** start of Stored records **
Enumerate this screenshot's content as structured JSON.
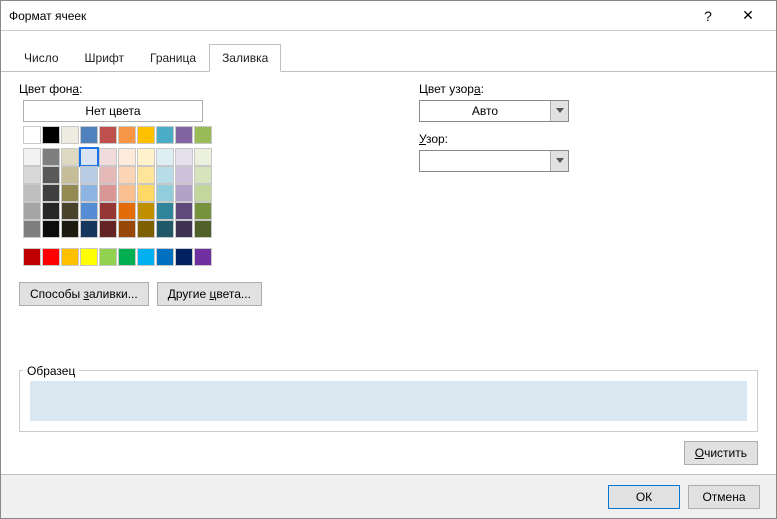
{
  "title": "Формат ячеек",
  "help_glyph": "?",
  "close_glyph": "✕",
  "tabs": [
    "Число",
    "Шрифт",
    "Граница",
    "Заливка"
  ],
  "active_tab_index": 3,
  "left": {
    "bgcolor_label_pre": "Цвет фон",
    "bgcolor_label_ul": "а",
    "bgcolor_label_post": ":",
    "no_color": "Нет цвета",
    "theme_row": [
      "#ffffff",
      "#000000",
      "#eeece1",
      "#4f81bd",
      "#c0504d",
      "#f79646",
      "#ffc000",
      "#4bacc6",
      "#8064a2",
      "#9bbb59"
    ],
    "tints": [
      [
        "#f2f2f2",
        "#7f7f7f",
        "#ddd9c3",
        "#dbe5f1",
        "#f2dcdb",
        "#fdeada",
        "#fff2cc",
        "#deeef3",
        "#e5e0ec",
        "#ebf1dd"
      ],
      [
        "#d8d8d8",
        "#595959",
        "#c4bd97",
        "#b8cce4",
        "#e5b9b7",
        "#fbd5b5",
        "#ffe599",
        "#b7dee8",
        "#ccc1d9",
        "#d7e3bc"
      ],
      [
        "#bfbfbf",
        "#3f3f3f",
        "#938953",
        "#8db3e2",
        "#d99694",
        "#fac08f",
        "#ffd966",
        "#92cddc",
        "#b2a2c7",
        "#c3d69b"
      ],
      [
        "#a5a5a5",
        "#262626",
        "#494429",
        "#548dd4",
        "#953734",
        "#e36c09",
        "#bf8f00",
        "#31859b",
        "#5f497a",
        "#76923c"
      ],
      [
        "#7f7f7f",
        "#0c0c0c",
        "#1d1b10",
        "#17365d",
        "#632423",
        "#974806",
        "#7f6000",
        "#205867",
        "#3f3151",
        "#4f6128"
      ]
    ],
    "selected": {
      "group": "tints",
      "row": 0,
      "col": 3
    },
    "standard": [
      "#c00000",
      "#ff0000",
      "#ffc000",
      "#ffff00",
      "#92d050",
      "#00b050",
      "#00b0f0",
      "#0070c0",
      "#002060",
      "#7030a0"
    ],
    "fill_effects_btn": "Способы заливки...",
    "fill_effects_ul_index": 8,
    "more_colors_btn": "Другие цвета...",
    "more_colors_ul_index": 7
  },
  "right": {
    "pattern_color_label_pre": "Цвет узор",
    "pattern_color_label_ul": "а",
    "pattern_color_label_post": ":",
    "pattern_color_value": "Авто",
    "pattern_label_pre": "",
    "pattern_label_ul": "У",
    "pattern_label_post": "зор:",
    "pattern_value": ""
  },
  "sample_label": "Образец",
  "sample_color": "#dbe7f0",
  "clear_btn": "Очистить",
  "clear_ul_index": 0,
  "ok_btn": "ОК",
  "cancel_btn": "Отмена"
}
** end of Stored records **
(Direction): Print each of the records above exactly as written, leaving no picture in the copy.

(Response):
Enumerate this screenshot's content as structured JSON.
{
  "title": "Формат ячеек",
  "help_glyph": "?",
  "close_glyph": "✕",
  "tabs": [
    "Число",
    "Шрифт",
    "Граница",
    "Заливка"
  ],
  "active_tab_index": 3,
  "left": {
    "bgcolor_label_pre": "Цвет фон",
    "bgcolor_label_ul": "а",
    "bgcolor_label_post": ":",
    "no_color": "Нет цвета",
    "theme_row": [
      "#ffffff",
      "#000000",
      "#eeece1",
      "#4f81bd",
      "#c0504d",
      "#f79646",
      "#ffc000",
      "#4bacc6",
      "#8064a2",
      "#9bbb59"
    ],
    "tints": [
      [
        "#f2f2f2",
        "#7f7f7f",
        "#ddd9c3",
        "#dbe5f1",
        "#f2dcdb",
        "#fdeada",
        "#fff2cc",
        "#deeef3",
        "#e5e0ec",
        "#ebf1dd"
      ],
      [
        "#d8d8d8",
        "#595959",
        "#c4bd97",
        "#b8cce4",
        "#e5b9b7",
        "#fbd5b5",
        "#ffe599",
        "#b7dee8",
        "#ccc1d9",
        "#d7e3bc"
      ],
      [
        "#bfbfbf",
        "#3f3f3f",
        "#938953",
        "#8db3e2",
        "#d99694",
        "#fac08f",
        "#ffd966",
        "#92cddc",
        "#b2a2c7",
        "#c3d69b"
      ],
      [
        "#a5a5a5",
        "#262626",
        "#494429",
        "#548dd4",
        "#953734",
        "#e36c09",
        "#bf8f00",
        "#31859b",
        "#5f497a",
        "#76923c"
      ],
      [
        "#7f7f7f",
        "#0c0c0c",
        "#1d1b10",
        "#17365d",
        "#632423",
        "#974806",
        "#7f6000",
        "#205867",
        "#3f3151",
        "#4f6128"
      ]
    ],
    "selected": {
      "group": "tints",
      "row": 0,
      "col": 3
    },
    "standard": [
      "#c00000",
      "#ff0000",
      "#ffc000",
      "#ffff00",
      "#92d050",
      "#00b050",
      "#00b0f0",
      "#0070c0",
      "#002060",
      "#7030a0"
    ],
    "fill_effects_btn": "Способы заливки...",
    "fill_effects_ul_index": 8,
    "more_colors_btn": "Другие цвета...",
    "more_colors_ul_index": 7
  },
  "right": {
    "pattern_color_label_pre": "Цвет узор",
    "pattern_color_label_ul": "а",
    "pattern_color_label_post": ":",
    "pattern_color_value": "Авто",
    "pattern_label_pre": "",
    "pattern_label_ul": "У",
    "pattern_label_post": "зор:",
    "pattern_value": ""
  },
  "sample_label": "Образец",
  "sample_color": "#dbe7f0",
  "clear_btn": "Очистить",
  "clear_ul_index": 0,
  "ok_btn": "ОК",
  "cancel_btn": "Отмена"
}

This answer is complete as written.